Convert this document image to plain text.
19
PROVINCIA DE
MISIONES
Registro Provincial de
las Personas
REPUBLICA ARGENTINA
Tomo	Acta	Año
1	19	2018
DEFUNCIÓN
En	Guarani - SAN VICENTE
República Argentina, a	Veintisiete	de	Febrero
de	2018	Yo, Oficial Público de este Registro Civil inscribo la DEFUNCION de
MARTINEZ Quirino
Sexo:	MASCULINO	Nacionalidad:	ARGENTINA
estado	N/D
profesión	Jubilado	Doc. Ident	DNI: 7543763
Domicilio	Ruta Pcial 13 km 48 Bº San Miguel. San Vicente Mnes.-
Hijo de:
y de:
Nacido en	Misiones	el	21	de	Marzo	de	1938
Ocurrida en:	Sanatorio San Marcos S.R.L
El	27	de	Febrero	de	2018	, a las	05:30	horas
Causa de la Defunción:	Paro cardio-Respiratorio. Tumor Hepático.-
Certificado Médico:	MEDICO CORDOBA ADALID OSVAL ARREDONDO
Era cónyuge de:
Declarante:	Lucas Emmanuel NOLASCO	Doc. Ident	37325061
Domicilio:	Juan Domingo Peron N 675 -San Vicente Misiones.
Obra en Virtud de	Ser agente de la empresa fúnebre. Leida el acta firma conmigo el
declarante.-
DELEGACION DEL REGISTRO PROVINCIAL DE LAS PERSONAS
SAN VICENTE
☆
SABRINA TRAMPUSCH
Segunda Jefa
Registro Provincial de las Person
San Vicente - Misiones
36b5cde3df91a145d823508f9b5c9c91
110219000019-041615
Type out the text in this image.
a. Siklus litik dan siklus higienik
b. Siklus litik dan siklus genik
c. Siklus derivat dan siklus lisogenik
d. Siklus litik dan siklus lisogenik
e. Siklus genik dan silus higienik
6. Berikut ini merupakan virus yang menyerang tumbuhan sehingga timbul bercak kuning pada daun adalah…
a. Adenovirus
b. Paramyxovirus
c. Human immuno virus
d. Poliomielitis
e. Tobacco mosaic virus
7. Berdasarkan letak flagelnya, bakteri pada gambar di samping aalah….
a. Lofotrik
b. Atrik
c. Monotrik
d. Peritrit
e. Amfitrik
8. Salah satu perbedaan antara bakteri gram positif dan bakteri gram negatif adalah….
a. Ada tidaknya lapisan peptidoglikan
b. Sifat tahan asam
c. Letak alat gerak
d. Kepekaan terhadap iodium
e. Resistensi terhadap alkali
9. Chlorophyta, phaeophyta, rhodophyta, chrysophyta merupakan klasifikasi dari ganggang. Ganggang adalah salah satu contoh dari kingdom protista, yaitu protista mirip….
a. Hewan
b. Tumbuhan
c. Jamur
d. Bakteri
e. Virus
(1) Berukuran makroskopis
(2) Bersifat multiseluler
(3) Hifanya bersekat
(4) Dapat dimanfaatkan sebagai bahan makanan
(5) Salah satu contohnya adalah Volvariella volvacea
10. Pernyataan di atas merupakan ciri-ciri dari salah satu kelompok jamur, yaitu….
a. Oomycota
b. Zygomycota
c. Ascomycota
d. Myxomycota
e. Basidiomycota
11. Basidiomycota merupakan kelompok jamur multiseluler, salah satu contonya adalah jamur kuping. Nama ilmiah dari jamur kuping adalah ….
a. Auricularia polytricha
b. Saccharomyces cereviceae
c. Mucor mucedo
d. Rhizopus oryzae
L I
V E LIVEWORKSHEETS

----

Every line of the data above that includes "Febrero" should be listed.

República Argentina, a	Veintisiete	de	Febrero
El	27	de	Febrero	de	2018	, a las	05:30	horas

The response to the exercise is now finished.